Instructions for the task:
Return the listing below unchanged, minus its pictures.
----------
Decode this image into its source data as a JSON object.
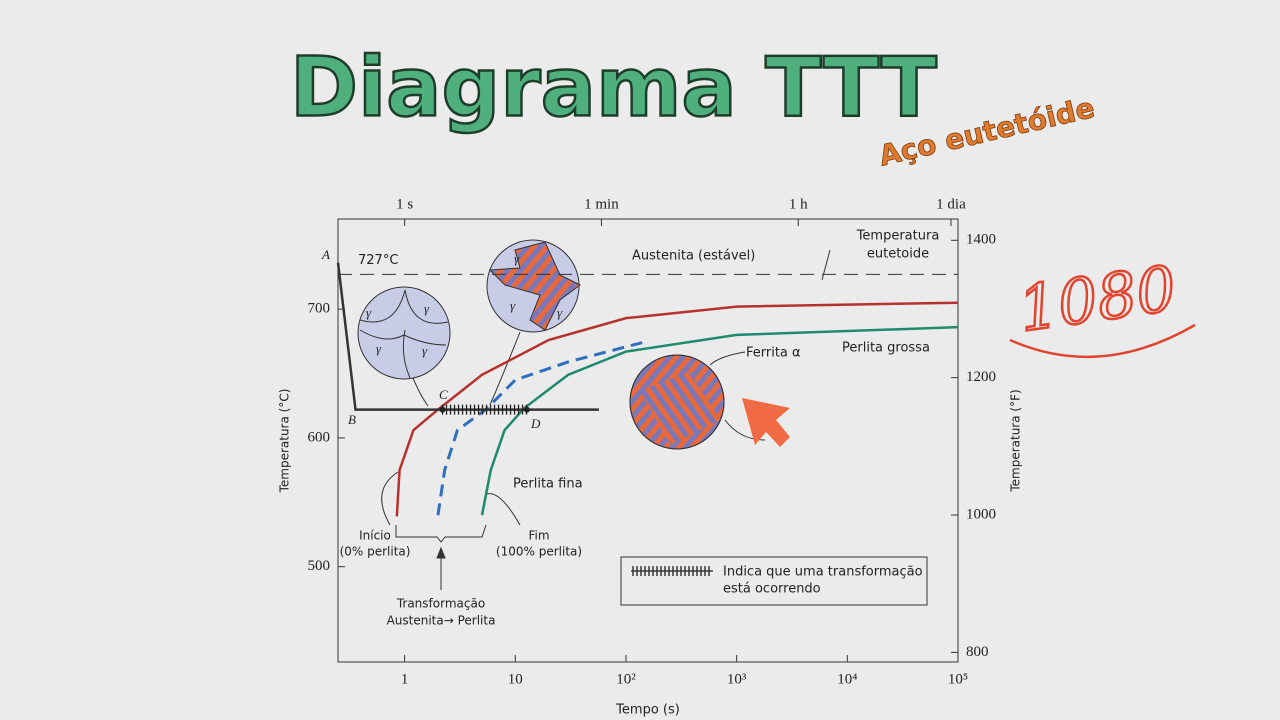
{
  "slide": {
    "title": "Diagrama TTT",
    "subtitle": "Aço eutetóide",
    "handwriting": "1080"
  },
  "chart_data": {
    "type": "line",
    "xlabel": "Tempo (s)",
    "ylabel": "Temperatura (°C)",
    "y2label": "Temperatura (°F)",
    "xscale": "log",
    "xlim": [
      0.25,
      100000
    ],
    "xticks": [
      1,
      10,
      {
        "value": 100,
        "label": "10²"
      },
      {
        "value": 1000,
        "label": "10³"
      },
      {
        "value": 10000,
        "label": "10⁴"
      },
      {
        "value": 100000,
        "label": "10⁵"
      }
    ],
    "x2ticks": [
      {
        "value": 1,
        "label": "1 s"
      },
      {
        "value": 60,
        "label": "1 min"
      },
      {
        "value": 3600,
        "label": "1 h"
      },
      {
        "value": 86400,
        "label": "1 dia"
      }
    ],
    "ylim": [
      426,
      770
    ],
    "yticks": [
      500,
      600,
      700
    ],
    "y2lim": [
      786,
      1431
    ],
    "y2ticks": [
      800,
      1000,
      1200,
      1400
    ],
    "eutectoid": {
      "value": 727,
      "label": "727°C"
    },
    "series": [
      {
        "color": "#b5322e",
        "dash": false,
        "x": [
          0.85,
          0.9,
          1.2,
          2,
          5,
          20,
          100,
          1000,
          100000
        ],
        "values": [
          539,
          575,
          606,
          622,
          649,
          676,
          693,
          702,
          705
        ]
      },
      {
        "color": "#2f6fc0",
        "dash": true,
        "x": [
          2,
          2.3,
          3,
          5.4,
          10,
          30,
          140
        ],
        "values": [
          540,
          575,
          606,
          622,
          645,
          659,
          674
        ]
      },
      {
        "color": "#1f8a6e",
        "dash": false,
        "x": [
          5,
          6,
          8,
          12,
          30,
          100,
          1000,
          100000
        ],
        "values": [
          540,
          575,
          606,
          623,
          649,
          667,
          680,
          686
        ]
      },
      {
        "color": "#333333",
        "dash": false,
        "x": [
          0.25,
          0.36,
          57
        ],
        "values": [
          736,
          622,
          622
        ]
      }
    ],
    "transformation": {
      "x": [
        2.2,
        12.7
      ],
      "value": 622
    },
    "annotations": {
      "a": "A",
      "b": "B",
      "c": "C",
      "d": "D",
      "austenite": "Austenita (estável)",
      "eutectoid_1": "Temperatura",
      "eutectoid_2": "eutetoide",
      "ferrite": "Ferrita α",
      "coarse": "Perlita grossa",
      "fine": "Perlita fina",
      "start_1": "Início",
      "start_2": "(0% perlita)",
      "end_1": "Fim",
      "end_2": "(100% perlita)",
      "transf_1": "Transformação",
      "transf_2": "Austenita→ Perlita",
      "legend_1": "Indica que uma transformação",
      "legend_2": "está ocorrendo",
      "gamma": [
        "γ",
        "γ",
        "γ",
        "γ",
        "γ",
        "γ",
        "γ"
      ]
    }
  }
}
----------
Output below:
Decode this image into its source data as a JSON object.
{
  "slide": {
    "title": "Diagrama TTT",
    "subtitle": "Aço eutetóide",
    "handwriting": "1080"
  },
  "chart_data": {
    "type": "line",
    "xlabel": "Tempo (s)",
    "ylabel": "Temperatura (°C)",
    "y2label": "Temperatura (°F)",
    "xscale": "log",
    "xlim": [
      0.25,
      100000
    ],
    "xticks": [
      1,
      10,
      {
        "value": 100,
        "label": "10²"
      },
      {
        "value": 1000,
        "label": "10³"
      },
      {
        "value": 10000,
        "label": "10⁴"
      },
      {
        "value": 100000,
        "label": "10⁵"
      }
    ],
    "x2ticks": [
      {
        "value": 1,
        "label": "1 s"
      },
      {
        "value": 60,
        "label": "1 min"
      },
      {
        "value": 3600,
        "label": "1 h"
      },
      {
        "value": 86400,
        "label": "1 dia"
      }
    ],
    "ylim": [
      426,
      770
    ],
    "yticks": [
      500,
      600,
      700
    ],
    "y2lim": [
      786,
      1431
    ],
    "y2ticks": [
      800,
      1000,
      1200,
      1400
    ],
    "eutectoid": {
      "value": 727,
      "label": "727°C"
    },
    "series": [
      {
        "color": "#b5322e",
        "dash": false,
        "x": [
          0.85,
          0.9,
          1.2,
          2,
          5,
          20,
          100,
          1000,
          100000
        ],
        "values": [
          539,
          575,
          606,
          622,
          649,
          676,
          693,
          702,
          705
        ]
      },
      {
        "color": "#2f6fc0",
        "dash": true,
        "x": [
          2,
          2.3,
          3,
          5.4,
          10,
          30,
          140
        ],
        "values": [
          540,
          575,
          606,
          622,
          645,
          659,
          674
        ]
      },
      {
        "color": "#1f8a6e",
        "dash": false,
        "x": [
          5,
          6,
          8,
          12,
          30,
          100,
          1000,
          100000
        ],
        "values": [
          540,
          575,
          606,
          623,
          649,
          667,
          680,
          686
        ]
      },
      {
        "color": "#333333",
        "dash": false,
        "x": [
          0.25,
          0.36,
          57
        ],
        "values": [
          736,
          622,
          622
        ]
      }
    ],
    "transformation": {
      "x": [
        2.2,
        12.7
      ],
      "value": 622
    },
    "annotations": {
      "a": "A",
      "b": "B",
      "c": "C",
      "d": "D",
      "austenite": "Austenita (estável)",
      "eutectoid_1": "Temperatura",
      "eutectoid_2": "eutetoide",
      "ferrite": "Ferrita α",
      "coarse": "Perlita grossa",
      "fine": "Perlita fina",
      "start_1": "Início",
      "start_2": "(0% perlita)",
      "end_1": "Fim",
      "end_2": "(100% perlita)",
      "transf_1": "Transformação",
      "transf_2": "Austenita→ Perlita",
      "legend_1": "Indica que uma transformação",
      "legend_2": "está ocorrendo",
      "gamma": [
        "γ",
        "γ",
        "γ",
        "γ",
        "γ",
        "γ",
        "γ"
      ]
    }
  }
}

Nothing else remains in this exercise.